Work to do »
What is needed here is an exact copy of every entry.

Records provided »
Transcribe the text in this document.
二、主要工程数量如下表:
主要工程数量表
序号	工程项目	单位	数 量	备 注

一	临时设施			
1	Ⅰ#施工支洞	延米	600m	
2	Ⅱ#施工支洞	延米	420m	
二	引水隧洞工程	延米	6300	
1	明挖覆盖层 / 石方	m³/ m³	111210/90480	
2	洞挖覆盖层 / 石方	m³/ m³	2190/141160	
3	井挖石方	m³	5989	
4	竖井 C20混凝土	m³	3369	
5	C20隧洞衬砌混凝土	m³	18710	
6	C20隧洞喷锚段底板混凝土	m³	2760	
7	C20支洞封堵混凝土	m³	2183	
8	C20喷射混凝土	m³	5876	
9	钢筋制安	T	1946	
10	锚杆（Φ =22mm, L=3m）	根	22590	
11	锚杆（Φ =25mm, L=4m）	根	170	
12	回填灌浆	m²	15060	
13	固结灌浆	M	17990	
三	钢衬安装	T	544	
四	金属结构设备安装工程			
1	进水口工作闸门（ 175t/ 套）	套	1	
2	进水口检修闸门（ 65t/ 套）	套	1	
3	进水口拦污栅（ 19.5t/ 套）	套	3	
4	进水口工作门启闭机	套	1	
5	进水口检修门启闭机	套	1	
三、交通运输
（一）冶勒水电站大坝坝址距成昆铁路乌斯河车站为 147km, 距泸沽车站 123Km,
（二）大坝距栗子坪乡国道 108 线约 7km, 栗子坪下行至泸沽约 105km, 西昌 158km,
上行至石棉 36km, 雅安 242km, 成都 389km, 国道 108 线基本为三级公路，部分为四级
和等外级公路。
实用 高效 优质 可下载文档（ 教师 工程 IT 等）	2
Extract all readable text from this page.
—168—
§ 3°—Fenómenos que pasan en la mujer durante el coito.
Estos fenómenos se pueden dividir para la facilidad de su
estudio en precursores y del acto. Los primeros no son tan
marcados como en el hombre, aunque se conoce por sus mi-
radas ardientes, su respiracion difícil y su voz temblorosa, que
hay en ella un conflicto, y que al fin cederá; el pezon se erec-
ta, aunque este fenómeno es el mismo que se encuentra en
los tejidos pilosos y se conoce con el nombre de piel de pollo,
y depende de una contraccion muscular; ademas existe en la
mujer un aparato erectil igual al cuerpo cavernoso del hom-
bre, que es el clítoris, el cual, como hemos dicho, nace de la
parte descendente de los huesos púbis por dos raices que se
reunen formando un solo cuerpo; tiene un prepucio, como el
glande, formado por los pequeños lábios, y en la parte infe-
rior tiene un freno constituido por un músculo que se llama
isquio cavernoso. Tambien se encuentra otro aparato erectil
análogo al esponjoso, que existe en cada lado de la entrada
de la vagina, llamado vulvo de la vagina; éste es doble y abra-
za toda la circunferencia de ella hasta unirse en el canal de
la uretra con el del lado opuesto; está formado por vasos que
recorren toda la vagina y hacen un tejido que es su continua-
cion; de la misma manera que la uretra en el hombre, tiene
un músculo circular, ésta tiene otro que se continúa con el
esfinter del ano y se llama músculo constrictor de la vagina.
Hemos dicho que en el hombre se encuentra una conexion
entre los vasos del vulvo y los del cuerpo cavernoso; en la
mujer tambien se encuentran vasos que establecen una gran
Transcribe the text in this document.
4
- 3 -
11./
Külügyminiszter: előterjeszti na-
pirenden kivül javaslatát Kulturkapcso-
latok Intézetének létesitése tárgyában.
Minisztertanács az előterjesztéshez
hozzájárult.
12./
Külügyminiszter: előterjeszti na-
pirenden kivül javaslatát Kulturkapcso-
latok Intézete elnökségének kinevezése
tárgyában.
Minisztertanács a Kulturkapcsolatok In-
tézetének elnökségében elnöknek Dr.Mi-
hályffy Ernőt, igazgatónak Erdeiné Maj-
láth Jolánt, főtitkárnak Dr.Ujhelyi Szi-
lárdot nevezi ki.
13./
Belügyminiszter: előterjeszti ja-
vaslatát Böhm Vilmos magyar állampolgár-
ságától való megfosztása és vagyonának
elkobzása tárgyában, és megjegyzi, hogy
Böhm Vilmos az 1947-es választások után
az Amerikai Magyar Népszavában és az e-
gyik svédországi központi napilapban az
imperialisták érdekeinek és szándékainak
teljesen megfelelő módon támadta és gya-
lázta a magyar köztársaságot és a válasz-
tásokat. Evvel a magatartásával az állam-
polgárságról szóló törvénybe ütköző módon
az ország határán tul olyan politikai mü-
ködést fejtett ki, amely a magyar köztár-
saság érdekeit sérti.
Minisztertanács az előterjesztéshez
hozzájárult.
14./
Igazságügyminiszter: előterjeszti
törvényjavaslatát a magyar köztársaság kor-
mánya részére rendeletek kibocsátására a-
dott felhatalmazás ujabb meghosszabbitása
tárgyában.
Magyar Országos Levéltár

Written solution »
Transcribe the text in this document.
二、主要工程数量如下表:
主要工程数量表
序号	工程项目	单位	数 量	备 注

一	临时设施			
1	Ⅰ#施工支洞	延米	600m	
2	Ⅱ#施工支洞	延米	420m	
二	引水隧洞工程	延米	6300	
1	明挖覆盖层 / 石方	m³/ m³	111210/90480	
2	洞挖覆盖层 / 石方	m³/ m³	2190/141160	
3	井挖石方	m³	5989	
4	竖井 C20混凝土	m³	3369	
5	C20隧洞衬砌混凝土	m³	18710	
6	C20隧洞喷锚段底板混凝土	m³	2760	
7	C20支洞封堵混凝土	m³	2183	
8	C20喷射混凝土	m³	5876	
9	钢筋制安	T	1946	
10	锚杆（Φ =22mm, L=3m）	根	22590	
11	锚杆（Φ =25mm, L=4m）	根	170	
12	回填灌浆	m²	15060	
13	固结灌浆	M	17990	
三	钢衬安装	T	544	
四	金属结构设备安装工程			
1	进水口工作闸门（ 175t/ 套）	套	1	
2	进水口检修闸门（ 65t/ 套）	套	1	
3	进水口拦污栅（ 19.5t/ 套）	套	3	
4	进水口工作门启闭机	套	1	
5	进水口检修门启闭机	套	1	
三、交通运输
（一）冶勒水电站大坝坝址距成昆铁路乌斯河车站为 147km, 距泸沽车站 123Km,
（二）大坝距栗子坪乡国道 108 线约 7km, 栗子坪下行至泸沽约 105km, 西昌 158km,
上行至石棉 36km, 雅安 242km, 成都 389km, 国道 108 线基本为三级公路，部分为四级
和等外级公路。
实用 高效 优质 可下载文档（ 教师 工程 IT 等）	2
Extract all readable text from this page.
—168—
§ 3°—Fenómenos que pasan en la mujer durante el coito.
Estos fenómenos se pueden dividir para la facilidad de su
estudio en precursores y del acto. Los primeros no son tan
marcados como en el hombre, aunque se conoce por sus mi-
radas ardientes, su respiracion difícil y su voz temblorosa, que
hay en ella un conflicto, y que al fin cederá; el pezon se erec-
ta, aunque este fenómeno es el mismo que se encuentra en
los tejidos pilosos y se conoce con el nombre de piel de pollo,
y depende de una contraccion muscular; ademas existe en la
mujer un aparato erectil igual al cuerpo cavernoso del hom-
bre, que es el clítoris, el cual, como hemos dicho, nace de la
parte descendente de los huesos púbis por dos raices que se
reunen formando un solo cuerpo; tiene un prepucio, como el
glande, formado por los pequeños lábios, y en la parte infe-
rior tiene un freno constituido por un músculo que se llama
isquio cavernoso. Tambien se encuentra otro aparato erectil
análogo al esponjoso, que existe en cada lado de la entrada
de la vagina, llamado vulvo de la vagina; éste es doble y abra-
za toda la circunferencia de ella hasta unirse en el canal de
la uretra con el del lado opuesto; está formado por vasos que
recorren toda la vagina y hacen un tejido que es su continua-
cion; de la misma manera que la uretra en el hombre, tiene
un músculo circular, ésta tiene otro que se continúa con el
esfinter del ano y se llama músculo constrictor de la vagina.
Hemos dicho que en el hombre se encuentra una conexion
entre los vasos del vulvo y los del cuerpo cavernoso; en la
mujer tambien se encuentran vasos que establecen una gran
Transcribe the text in this document.
4
- 3 -
11./
Külügyminiszter: előterjeszti na-
pirenden kivül javaslatát Kulturkapcso-
latok Intézetének létesitése tárgyában.
Minisztertanács az előterjesztéshez
hozzájárult.
12./
Külügyminiszter: előterjeszti na-
pirenden kivül javaslatát Kulturkapcso-
latok Intézete elnökségének kinevezése
tárgyában.
Minisztertanács a Kulturkapcsolatok In-
tézetének elnökségében elnöknek Dr.Mi-
hályffy Ernőt, igazgatónak Erdeiné Maj-
láth Jolánt, főtitkárnak Dr.Ujhelyi Szi-
lárdot nevezi ki.
13./
Belügyminiszter: előterjeszti ja-
vaslatát Böhm Vilmos magyar állampolgár-
ságától való megfosztása és vagyonának
elkobzása tárgyában, és megjegyzi, hogy
Böhm Vilmos az 1947-es választások után
az Amerikai Magyar Népszavában és az e-
gyik svédországi központi napilapban az
imperialisták érdekeinek és szándékainak
teljesen megfelelő módon támadta és gya-
lázta a magyar köztársaságot és a válasz-
tásokat. Evvel a magatartásával az állam-
polgárságról szóló törvénybe ütköző módon
az ország határán tul olyan politikai mü-
ködést fejtett ki, amely a magyar köztár-
saság érdekeit sérti.
Minisztertanács az előterjesztéshez
hozzájárult.
14./
Igazságügyminiszter: előterjeszti
törvényjavaslatát a magyar köztársaság kor-
mánya részére rendeletek kibocsátására a-
dott felhatalmazás ujabb meghosszabbitása
tárgyában.
Magyar Országos Levéltár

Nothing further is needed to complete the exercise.